**What you are asked to do**: All records should be reproduced verbatim.

**Dataset records**:
>>>>

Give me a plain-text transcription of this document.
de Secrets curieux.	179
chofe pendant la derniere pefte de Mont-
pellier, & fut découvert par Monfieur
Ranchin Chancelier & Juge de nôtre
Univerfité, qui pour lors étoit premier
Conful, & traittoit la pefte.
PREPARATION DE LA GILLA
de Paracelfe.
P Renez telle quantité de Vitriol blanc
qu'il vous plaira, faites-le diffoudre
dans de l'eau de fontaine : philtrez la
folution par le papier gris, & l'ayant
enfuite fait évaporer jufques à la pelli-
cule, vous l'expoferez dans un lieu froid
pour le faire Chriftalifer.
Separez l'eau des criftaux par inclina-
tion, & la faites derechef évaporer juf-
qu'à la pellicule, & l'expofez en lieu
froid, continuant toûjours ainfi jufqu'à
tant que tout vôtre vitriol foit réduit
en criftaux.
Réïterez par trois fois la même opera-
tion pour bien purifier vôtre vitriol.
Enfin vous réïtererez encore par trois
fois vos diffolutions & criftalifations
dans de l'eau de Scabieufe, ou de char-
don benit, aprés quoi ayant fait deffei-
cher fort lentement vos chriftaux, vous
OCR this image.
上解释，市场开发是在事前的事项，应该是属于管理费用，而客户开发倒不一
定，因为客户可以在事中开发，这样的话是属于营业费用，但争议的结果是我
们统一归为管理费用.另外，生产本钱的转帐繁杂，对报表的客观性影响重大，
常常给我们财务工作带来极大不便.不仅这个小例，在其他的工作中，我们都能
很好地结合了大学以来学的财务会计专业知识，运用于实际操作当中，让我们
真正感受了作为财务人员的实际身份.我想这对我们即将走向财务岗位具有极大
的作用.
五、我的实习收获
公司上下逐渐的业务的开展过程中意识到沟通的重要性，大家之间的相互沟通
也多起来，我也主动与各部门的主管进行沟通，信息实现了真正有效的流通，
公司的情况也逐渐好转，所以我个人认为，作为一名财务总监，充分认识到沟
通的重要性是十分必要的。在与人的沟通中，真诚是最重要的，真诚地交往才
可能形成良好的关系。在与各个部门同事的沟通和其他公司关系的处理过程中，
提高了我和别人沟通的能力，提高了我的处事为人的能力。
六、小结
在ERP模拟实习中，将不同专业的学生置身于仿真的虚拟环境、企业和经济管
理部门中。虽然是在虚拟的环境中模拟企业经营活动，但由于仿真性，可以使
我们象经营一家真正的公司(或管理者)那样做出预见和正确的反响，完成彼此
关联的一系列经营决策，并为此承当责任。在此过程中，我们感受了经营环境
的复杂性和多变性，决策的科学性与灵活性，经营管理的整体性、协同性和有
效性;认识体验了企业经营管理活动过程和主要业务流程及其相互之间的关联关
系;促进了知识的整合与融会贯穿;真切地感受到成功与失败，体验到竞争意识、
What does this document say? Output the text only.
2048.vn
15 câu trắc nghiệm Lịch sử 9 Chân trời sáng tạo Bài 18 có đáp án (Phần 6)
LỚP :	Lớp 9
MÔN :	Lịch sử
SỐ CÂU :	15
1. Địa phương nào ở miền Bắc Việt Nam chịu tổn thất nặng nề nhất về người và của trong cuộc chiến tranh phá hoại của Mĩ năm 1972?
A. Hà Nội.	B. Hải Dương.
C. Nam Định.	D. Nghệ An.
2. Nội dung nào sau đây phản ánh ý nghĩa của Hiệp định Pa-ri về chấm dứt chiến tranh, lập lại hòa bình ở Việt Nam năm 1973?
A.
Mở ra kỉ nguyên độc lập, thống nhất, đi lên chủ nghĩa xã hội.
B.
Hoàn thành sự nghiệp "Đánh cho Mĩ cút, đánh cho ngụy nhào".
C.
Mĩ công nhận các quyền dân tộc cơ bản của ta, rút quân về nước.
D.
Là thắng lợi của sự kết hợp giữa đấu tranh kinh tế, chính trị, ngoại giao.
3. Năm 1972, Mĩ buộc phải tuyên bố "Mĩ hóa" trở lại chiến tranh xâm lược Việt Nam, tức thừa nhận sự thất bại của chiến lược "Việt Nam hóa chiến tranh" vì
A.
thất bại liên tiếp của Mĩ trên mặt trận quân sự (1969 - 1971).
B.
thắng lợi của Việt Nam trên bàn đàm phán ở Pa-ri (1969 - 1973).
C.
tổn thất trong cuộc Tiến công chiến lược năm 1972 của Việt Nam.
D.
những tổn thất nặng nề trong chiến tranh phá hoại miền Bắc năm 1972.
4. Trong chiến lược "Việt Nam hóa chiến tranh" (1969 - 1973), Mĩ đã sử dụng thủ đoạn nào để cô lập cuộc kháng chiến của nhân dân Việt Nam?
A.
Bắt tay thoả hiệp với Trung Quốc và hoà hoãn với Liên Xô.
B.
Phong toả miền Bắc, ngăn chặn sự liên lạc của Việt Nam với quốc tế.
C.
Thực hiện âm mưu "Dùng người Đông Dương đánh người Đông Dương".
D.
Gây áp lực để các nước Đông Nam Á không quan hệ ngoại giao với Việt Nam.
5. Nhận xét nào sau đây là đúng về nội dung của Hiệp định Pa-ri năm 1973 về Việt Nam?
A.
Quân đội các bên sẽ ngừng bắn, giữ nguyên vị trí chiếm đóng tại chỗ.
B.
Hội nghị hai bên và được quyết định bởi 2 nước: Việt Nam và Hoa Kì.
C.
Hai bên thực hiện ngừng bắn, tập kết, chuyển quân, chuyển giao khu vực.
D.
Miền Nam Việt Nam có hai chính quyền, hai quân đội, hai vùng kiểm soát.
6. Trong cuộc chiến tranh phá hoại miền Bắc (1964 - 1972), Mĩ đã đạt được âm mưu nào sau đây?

<<<<

**Exercise answer**:
Give me a plain-text transcription of this document.
de Secrets curieux.	179
chofe pendant la derniere pefte de Mont-
pellier, & fut découvert par Monfieur
Ranchin Chancelier & Juge de nôtre
Univerfité, qui pour lors étoit premier
Conful, & traittoit la pefte.
PREPARATION DE LA GILLA
de Paracelfe.
P Renez telle quantité de Vitriol blanc
qu'il vous plaira, faites-le diffoudre
dans de l'eau de fontaine : philtrez la
folution par le papier gris, & l'ayant
enfuite fait évaporer jufques à la pelli-
cule, vous l'expoferez dans un lieu froid
pour le faire Chriftalifer.
Separez l'eau des criftaux par inclina-
tion, & la faites derechef évaporer juf-
qu'à la pellicule, & l'expofez en lieu
froid, continuant toûjours ainfi jufqu'à
tant que tout vôtre vitriol foit réduit
en criftaux.
Réïterez par trois fois la même opera-
tion pour bien purifier vôtre vitriol.
Enfin vous réïtererez encore par trois
fois vos diffolutions & criftalifations
dans de l'eau de Scabieufe, ou de char-
don benit, aprés quoi ayant fait deffei-
cher fort lentement vos chriftaux, vous
OCR this image.
上解释，市场开发是在事前的事项，应该是属于管理费用，而客户开发倒不一
定，因为客户可以在事中开发，这样的话是属于营业费用，但争议的结果是我
们统一归为管理费用.另外，生产本钱的转帐繁杂，对报表的客观性影响重大，
常常给我们财务工作带来极大不便.不仅这个小例，在其他的工作中，我们都能
很好地结合了大学以来学的财务会计专业知识，运用于实际操作当中，让我们
真正感受了作为财务人员的实际身份.我想这对我们即将走向财务岗位具有极大
的作用.
五、我的实习收获
公司上下逐渐的业务的开展过程中意识到沟通的重要性，大家之间的相互沟通
也多起来，我也主动与各部门的主管进行沟通，信息实现了真正有效的流通，
公司的情况也逐渐好转，所以我个人认为，作为一名财务总监，充分认识到沟
通的重要性是十分必要的。在与人的沟通中，真诚是最重要的，真诚地交往才
可能形成良好的关系。在与各个部门同事的沟通和其他公司关系的处理过程中，
提高了我和别人沟通的能力，提高了我的处事为人的能力。
六、小结
在ERP模拟实习中，将不同专业的学生置身于仿真的虚拟环境、企业和经济管
理部门中。虽然是在虚拟的环境中模拟企业经营活动，但由于仿真性，可以使
我们象经营一家真正的公司(或管理者)那样做出预见和正确的反响，完成彼此
关联的一系列经营决策，并为此承当责任。在此过程中，我们感受了经营环境
的复杂性和多变性，决策的科学性与灵活性，经营管理的整体性、协同性和有
效性;认识体验了企业经营管理活动过程和主要业务流程及其相互之间的关联关
系;促进了知识的整合与融会贯穿;真切地感受到成功与失败，体验到竞争意识、
What does this document say? Output the text only.
2048.vn
15 câu trắc nghiệm Lịch sử 9 Chân trời sáng tạo Bài 18 có đáp án (Phần 6)
LỚP :	Lớp 9
MÔN :	Lịch sử
SỐ CÂU :	15
1. Địa phương nào ở miền Bắc Việt Nam chịu tổn thất nặng nề nhất về người và của trong cuộc chiến tranh phá hoại của Mĩ năm 1972?
A. Hà Nội.	B. Hải Dương.
C. Nam Định.	D. Nghệ An.
2. Nội dung nào sau đây phản ánh ý nghĩa của Hiệp định Pa-ri về chấm dứt chiến tranh, lập lại hòa bình ở Việt Nam năm 1973?
A.
Mở ra kỉ nguyên độc lập, thống nhất, đi lên chủ nghĩa xã hội.
B.
Hoàn thành sự nghiệp "Đánh cho Mĩ cút, đánh cho ngụy nhào".
C.
Mĩ công nhận các quyền dân tộc cơ bản của ta, rút quân về nước.
D.
Là thắng lợi của sự kết hợp giữa đấu tranh kinh tế, chính trị, ngoại giao.
3. Năm 1972, Mĩ buộc phải tuyên bố "Mĩ hóa" trở lại chiến tranh xâm lược Việt Nam, tức thừa nhận sự thất bại của chiến lược "Việt Nam hóa chiến tranh" vì
A.
thất bại liên tiếp của Mĩ trên mặt trận quân sự (1969 - 1971).
B.
thắng lợi của Việt Nam trên bàn đàm phán ở Pa-ri (1969 - 1973).
C.
tổn thất trong cuộc Tiến công chiến lược năm 1972 của Việt Nam.
D.
những tổn thất nặng nề trong chiến tranh phá hoại miền Bắc năm 1972.
4. Trong chiến lược "Việt Nam hóa chiến tranh" (1969 - 1973), Mĩ đã sử dụng thủ đoạn nào để cô lập cuộc kháng chiến của nhân dân Việt Nam?
A.
Bắt tay thoả hiệp với Trung Quốc và hoà hoãn với Liên Xô.
B.
Phong toả miền Bắc, ngăn chặn sự liên lạc của Việt Nam với quốc tế.
C.
Thực hiện âm mưu "Dùng người Đông Dương đánh người Đông Dương".
D.
Gây áp lực để các nước Đông Nam Á không quan hệ ngoại giao với Việt Nam.
5. Nhận xét nào sau đây là đúng về nội dung của Hiệp định Pa-ri năm 1973 về Việt Nam?
A.
Quân đội các bên sẽ ngừng bắn, giữ nguyên vị trí chiếm đóng tại chỗ.
B.
Hội nghị hai bên và được quyết định bởi 2 nước: Việt Nam và Hoa Kì.
C.
Hai bên thực hiện ngừng bắn, tập kết, chuyển quân, chuyển giao khu vực.
D.
Miền Nam Việt Nam có hai chính quyền, hai quân đội, hai vùng kiểm soát.
6. Trong cuộc chiến tranh phá hoại miền Bắc (1964 - 1972), Mĩ đã đạt được âm mưu nào sau đây?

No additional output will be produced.